> _TASK REQUIREMENTS_: Note how many lines in the entries contain the string "用等同采用国际标准的", then give that number and nothing else.

Stored records
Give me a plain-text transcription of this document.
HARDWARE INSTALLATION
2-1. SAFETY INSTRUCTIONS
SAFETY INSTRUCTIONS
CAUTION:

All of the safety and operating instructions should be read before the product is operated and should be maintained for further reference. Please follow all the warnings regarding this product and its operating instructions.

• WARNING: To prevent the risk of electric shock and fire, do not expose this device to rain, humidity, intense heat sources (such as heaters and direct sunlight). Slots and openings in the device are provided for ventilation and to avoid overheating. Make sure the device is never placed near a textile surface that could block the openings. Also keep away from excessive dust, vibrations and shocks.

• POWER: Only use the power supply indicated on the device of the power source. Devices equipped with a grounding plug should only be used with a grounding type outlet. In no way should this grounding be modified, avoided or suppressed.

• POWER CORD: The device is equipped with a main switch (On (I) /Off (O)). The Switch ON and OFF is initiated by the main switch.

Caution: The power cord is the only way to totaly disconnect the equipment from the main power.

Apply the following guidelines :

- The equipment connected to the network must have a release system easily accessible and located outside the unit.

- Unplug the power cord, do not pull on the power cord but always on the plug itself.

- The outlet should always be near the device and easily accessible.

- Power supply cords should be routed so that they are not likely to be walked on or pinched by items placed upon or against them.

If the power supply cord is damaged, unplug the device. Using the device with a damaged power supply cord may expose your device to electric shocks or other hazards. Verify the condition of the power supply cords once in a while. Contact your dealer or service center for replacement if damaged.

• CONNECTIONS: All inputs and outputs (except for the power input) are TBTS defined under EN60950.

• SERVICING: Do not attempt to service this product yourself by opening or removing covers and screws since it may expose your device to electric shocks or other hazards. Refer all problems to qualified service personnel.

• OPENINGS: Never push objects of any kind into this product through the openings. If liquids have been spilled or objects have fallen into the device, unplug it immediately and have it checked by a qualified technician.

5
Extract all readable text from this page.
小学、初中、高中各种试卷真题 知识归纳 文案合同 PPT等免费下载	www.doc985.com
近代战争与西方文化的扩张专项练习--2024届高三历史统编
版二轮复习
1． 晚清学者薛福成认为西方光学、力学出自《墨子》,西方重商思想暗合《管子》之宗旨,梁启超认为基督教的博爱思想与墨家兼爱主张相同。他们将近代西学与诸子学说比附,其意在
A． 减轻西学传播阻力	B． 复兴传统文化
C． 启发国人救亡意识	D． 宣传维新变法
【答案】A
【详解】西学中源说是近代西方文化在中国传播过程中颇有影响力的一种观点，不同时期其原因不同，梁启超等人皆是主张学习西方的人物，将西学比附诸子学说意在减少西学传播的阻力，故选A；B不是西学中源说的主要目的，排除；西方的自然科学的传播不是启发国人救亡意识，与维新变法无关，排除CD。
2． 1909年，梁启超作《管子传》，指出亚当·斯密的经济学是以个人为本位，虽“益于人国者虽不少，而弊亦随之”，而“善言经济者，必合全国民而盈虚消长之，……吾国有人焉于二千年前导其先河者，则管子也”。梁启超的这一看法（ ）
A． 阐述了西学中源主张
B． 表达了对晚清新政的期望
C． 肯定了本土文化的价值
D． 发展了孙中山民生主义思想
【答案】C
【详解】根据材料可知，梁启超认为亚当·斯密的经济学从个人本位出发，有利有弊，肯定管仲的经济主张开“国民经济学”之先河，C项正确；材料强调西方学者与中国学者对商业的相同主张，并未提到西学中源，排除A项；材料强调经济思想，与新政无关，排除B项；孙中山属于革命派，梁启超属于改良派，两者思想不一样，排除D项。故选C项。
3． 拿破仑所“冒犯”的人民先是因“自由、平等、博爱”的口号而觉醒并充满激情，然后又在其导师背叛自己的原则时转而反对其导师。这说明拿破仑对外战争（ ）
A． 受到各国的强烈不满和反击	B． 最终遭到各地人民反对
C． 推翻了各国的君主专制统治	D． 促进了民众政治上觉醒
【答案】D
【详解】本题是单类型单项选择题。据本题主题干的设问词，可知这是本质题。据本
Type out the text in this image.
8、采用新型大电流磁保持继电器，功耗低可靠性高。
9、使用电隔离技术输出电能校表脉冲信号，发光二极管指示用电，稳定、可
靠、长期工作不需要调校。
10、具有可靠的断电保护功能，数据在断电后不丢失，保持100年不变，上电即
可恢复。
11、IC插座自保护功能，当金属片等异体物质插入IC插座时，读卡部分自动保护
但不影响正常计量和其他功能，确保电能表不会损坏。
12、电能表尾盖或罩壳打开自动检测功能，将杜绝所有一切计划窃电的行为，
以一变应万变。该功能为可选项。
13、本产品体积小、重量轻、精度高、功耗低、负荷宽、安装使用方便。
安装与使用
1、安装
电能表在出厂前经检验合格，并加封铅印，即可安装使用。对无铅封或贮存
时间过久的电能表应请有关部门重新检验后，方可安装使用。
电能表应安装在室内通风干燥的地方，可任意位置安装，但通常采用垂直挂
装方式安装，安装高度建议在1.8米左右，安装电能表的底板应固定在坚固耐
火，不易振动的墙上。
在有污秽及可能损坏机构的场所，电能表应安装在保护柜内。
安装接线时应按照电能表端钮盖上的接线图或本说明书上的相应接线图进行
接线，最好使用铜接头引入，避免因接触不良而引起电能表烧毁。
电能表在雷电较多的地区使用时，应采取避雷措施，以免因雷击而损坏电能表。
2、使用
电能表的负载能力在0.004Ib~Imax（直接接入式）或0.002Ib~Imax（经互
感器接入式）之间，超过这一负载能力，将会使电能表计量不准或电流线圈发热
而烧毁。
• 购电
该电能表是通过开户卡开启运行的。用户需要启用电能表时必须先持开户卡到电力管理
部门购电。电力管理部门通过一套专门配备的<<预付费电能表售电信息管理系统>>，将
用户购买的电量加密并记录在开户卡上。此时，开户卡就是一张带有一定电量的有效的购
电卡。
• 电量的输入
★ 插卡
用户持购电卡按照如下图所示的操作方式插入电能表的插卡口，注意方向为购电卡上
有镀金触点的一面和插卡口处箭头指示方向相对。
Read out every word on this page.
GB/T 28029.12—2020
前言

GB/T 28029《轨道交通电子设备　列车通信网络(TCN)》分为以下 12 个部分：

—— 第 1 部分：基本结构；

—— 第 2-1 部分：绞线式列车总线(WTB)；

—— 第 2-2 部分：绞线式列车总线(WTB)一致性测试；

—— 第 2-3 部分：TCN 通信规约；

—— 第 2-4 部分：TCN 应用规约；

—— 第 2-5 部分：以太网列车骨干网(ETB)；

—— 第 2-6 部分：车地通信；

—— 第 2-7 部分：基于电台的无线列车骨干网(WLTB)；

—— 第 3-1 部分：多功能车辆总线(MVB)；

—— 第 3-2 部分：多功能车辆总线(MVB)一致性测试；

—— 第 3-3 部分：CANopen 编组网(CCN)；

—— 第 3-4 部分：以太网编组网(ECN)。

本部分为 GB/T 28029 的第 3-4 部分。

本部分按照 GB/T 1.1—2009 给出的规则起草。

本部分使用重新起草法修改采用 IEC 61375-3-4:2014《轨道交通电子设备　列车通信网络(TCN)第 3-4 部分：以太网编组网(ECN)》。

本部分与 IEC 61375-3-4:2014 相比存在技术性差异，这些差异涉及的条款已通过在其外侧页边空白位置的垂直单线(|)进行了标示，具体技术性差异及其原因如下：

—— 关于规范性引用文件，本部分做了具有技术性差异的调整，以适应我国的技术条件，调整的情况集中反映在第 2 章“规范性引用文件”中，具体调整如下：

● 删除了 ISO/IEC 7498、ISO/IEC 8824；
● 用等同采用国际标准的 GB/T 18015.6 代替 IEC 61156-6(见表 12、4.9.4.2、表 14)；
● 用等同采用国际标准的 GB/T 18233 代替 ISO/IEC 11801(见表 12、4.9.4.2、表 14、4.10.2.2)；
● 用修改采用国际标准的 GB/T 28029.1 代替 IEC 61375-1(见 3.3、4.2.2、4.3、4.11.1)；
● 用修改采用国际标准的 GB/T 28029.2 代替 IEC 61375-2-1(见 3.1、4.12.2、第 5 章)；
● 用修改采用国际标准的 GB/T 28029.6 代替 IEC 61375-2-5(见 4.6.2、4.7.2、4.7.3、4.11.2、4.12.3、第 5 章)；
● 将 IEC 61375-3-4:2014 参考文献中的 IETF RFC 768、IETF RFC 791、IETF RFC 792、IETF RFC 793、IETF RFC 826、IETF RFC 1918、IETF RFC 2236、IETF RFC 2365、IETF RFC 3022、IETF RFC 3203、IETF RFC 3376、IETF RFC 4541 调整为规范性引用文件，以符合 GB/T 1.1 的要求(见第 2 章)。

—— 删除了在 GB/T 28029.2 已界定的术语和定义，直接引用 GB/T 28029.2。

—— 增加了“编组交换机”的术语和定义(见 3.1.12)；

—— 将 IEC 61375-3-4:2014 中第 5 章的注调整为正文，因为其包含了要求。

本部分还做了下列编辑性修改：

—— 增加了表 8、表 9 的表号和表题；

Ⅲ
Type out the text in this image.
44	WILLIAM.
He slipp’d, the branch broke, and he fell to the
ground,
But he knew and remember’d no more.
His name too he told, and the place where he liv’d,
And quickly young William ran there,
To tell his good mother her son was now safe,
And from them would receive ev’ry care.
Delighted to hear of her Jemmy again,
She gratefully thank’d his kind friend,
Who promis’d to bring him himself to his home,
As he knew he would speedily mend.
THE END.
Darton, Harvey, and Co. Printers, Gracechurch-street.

> _RESPONSE TO THE TASK_: 2